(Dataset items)
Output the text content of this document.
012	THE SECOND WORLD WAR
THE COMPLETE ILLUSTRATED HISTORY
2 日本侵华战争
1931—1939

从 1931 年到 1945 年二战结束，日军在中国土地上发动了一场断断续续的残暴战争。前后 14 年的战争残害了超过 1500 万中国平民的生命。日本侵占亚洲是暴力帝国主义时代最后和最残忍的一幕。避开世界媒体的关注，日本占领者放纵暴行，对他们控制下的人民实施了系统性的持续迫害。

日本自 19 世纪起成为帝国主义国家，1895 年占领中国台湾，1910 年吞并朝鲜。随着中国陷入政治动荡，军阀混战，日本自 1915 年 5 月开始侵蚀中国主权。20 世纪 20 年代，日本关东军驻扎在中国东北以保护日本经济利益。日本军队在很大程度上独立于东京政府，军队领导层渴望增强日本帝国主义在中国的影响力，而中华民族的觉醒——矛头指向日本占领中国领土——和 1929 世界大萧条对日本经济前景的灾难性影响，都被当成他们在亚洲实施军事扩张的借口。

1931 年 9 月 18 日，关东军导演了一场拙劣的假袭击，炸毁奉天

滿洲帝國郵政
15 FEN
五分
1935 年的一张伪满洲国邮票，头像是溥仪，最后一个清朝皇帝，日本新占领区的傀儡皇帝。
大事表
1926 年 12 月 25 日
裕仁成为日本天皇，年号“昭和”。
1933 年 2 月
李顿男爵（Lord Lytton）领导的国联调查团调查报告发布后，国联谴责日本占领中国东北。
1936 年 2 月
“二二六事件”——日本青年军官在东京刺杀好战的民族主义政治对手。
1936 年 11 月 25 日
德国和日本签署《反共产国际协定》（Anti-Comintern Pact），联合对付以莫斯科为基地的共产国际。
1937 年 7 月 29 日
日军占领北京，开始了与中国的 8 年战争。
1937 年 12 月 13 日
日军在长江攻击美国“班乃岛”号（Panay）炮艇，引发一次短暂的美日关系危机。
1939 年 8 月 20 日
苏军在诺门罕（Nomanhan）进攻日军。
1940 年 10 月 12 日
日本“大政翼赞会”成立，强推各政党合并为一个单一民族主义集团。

◆ **Written exercise**: Every line of the records above needs to be given again exactly.

◆ **Solution to the problem**:
Output the text content of this document.
012	THE SECOND WORLD WAR
THE COMPLETE ILLUSTRATED HISTORY
2 日本侵华战争
1931—1939

从 1931 年到 1945 年二战结束，日军在中国土地上发动了一场断断续续的残暴战争。前后 14 年的战争残害了超过 1500 万中国平民的生命。日本侵占亚洲是暴力帝国主义时代最后和最残忍的一幕。避开世界媒体的关注，日本占领者放纵暴行，对他们控制下的人民实施了系统性的持续迫害。

日本自 19 世纪起成为帝国主义国家，1895 年占领中国台湾，1910 年吞并朝鲜。随着中国陷入政治动荡，军阀混战，日本自 1915 年 5 月开始侵蚀中国主权。20 世纪 20 年代，日本关东军驻扎在中国东北以保护日本经济利益。日本军队在很大程度上独立于东京政府，军队领导层渴望增强日本帝国主义在中国的影响力，而中华民族的觉醒——矛头指向日本占领中国领土——和 1929 世界大萧条对日本经济前景的灾难性影响，都被当成他们在亚洲实施军事扩张的借口。

1931 年 9 月 18 日，关东军导演了一场拙劣的假袭击，炸毁奉天

滿洲帝國郵政
15 FEN
五分
1935 年的一张伪满洲国邮票，头像是溥仪，最后一个清朝皇帝，日本新占领区的傀儡皇帝。
大事表
1926 年 12 月 25 日
裕仁成为日本天皇，年号“昭和”。
1933 年 2 月
李顿男爵（Lord Lytton）领导的国联调查团调查报告发布后，国联谴责日本占领中国东北。
1936 年 2 月
“二二六事件”——日本青年军官在东京刺杀好战的民族主义政治对手。
1936 年 11 月 25 日
德国和日本签署《反共产国际协定》（Anti-Comintern Pact），联合对付以莫斯科为基地的共产国际。
1937 年 7 月 29 日
日军占领北京，开始了与中国的 8 年战争。
1937 年 12 月 13 日
日军在长江攻击美国“班乃岛”号（Panay）炮艇，引发一次短暂的美日关系危机。
1939 年 8 月 20 日
苏军在诺门罕（Nomanhan）进攻日军。
1940 年 10 月 12 日
日本“大政翼赞会”成立，强推各政党合并为一个单一民族主义集团。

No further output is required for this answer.